[Start GIVEN RECORDS]

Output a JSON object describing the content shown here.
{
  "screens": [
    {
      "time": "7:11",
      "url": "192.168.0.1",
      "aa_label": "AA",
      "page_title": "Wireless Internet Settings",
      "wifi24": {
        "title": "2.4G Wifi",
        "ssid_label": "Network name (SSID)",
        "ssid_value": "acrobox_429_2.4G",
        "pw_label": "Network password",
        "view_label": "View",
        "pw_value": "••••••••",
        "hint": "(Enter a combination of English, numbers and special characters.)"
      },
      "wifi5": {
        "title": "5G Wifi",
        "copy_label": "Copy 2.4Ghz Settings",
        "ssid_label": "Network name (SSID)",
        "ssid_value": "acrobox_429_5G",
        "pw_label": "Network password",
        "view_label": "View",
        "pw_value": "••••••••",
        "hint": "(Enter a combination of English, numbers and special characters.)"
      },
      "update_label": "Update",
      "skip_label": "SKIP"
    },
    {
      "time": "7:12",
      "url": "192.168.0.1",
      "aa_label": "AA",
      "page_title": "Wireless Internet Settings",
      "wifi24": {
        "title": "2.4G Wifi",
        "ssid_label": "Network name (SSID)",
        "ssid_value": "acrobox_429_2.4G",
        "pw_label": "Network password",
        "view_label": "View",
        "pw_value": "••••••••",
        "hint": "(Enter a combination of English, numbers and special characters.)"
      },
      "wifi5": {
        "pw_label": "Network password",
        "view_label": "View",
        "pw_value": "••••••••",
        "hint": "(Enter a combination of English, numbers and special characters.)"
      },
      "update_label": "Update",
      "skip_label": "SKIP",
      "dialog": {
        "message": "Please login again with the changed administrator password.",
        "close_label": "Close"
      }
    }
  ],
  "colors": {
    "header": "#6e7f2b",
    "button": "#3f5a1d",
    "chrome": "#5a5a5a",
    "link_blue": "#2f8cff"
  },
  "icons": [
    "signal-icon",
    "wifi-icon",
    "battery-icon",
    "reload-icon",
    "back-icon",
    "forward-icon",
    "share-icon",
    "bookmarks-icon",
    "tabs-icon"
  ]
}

[End GIVEN RECORDS]

Your task is to quote all of the data word for word.

Output a JSON object describing the content shown here.
{
  "screens": [
    {
      "time": "7:11",
      "url": "192.168.0.1",
      "aa_label": "AA",
      "page_title": "Wireless Internet Settings",
      "wifi24": {
        "title": "2.4G Wifi",
        "ssid_label": "Network name (SSID)",
        "ssid_value": "acrobox_429_2.4G",
        "pw_label": "Network password",
        "view_label": "View",
        "pw_value": "••••••••",
        "hint": "(Enter a combination of English, numbers and special characters.)"
      },
      "wifi5": {
        "title": "5G Wifi",
        "copy_label": "Copy 2.4Ghz Settings",
        "ssid_label": "Network name (SSID)",
        "ssid_value": "acrobox_429_5G",
        "pw_label": "Network password",
        "view_label": "View",
        "pw_value": "••••••••",
        "hint": "(Enter a combination of English, numbers and special characters.)"
      },
      "update_label": "Update",
      "skip_label": "SKIP"
    },
    {
      "time": "7:12",
      "url": "192.168.0.1",
      "aa_label": "AA",
      "page_title": "Wireless Internet Settings",
      "wifi24": {
        "title": "2.4G Wifi",
        "ssid_label": "Network name (SSID)",
        "ssid_value": "acrobox_429_2.4G",
        "pw_label": "Network password",
        "view_label": "View",
        "pw_value": "••••••••",
        "hint": "(Enter a combination of English, numbers and special characters.)"
      },
      "wifi5": {
        "pw_label": "Network password",
        "view_label": "View",
        "pw_value": "••••••••",
        "hint": "(Enter a combination of English, numbers and special characters.)"
      },
      "update_label": "Update",
      "skip_label": "SKIP",
      "dialog": {
        "message": "Please login again with the changed administrator password.",
        "close_label": "Close"
      }
    }
  ],
  "colors": {
    "header": "#6e7f2b",
    "button": "#3f5a1d",
    "chrome": "#5a5a5a",
    "link_blue": "#2f8cff"
  },
  "icons": [
    "signal-icon",
    "wifi-icon",
    "battery-icon",
    "reload-icon",
    "back-icon",
    "forward-icon",
    "share-icon",
    "bookmarks-icon",
    "tabs-icon"
  ]
}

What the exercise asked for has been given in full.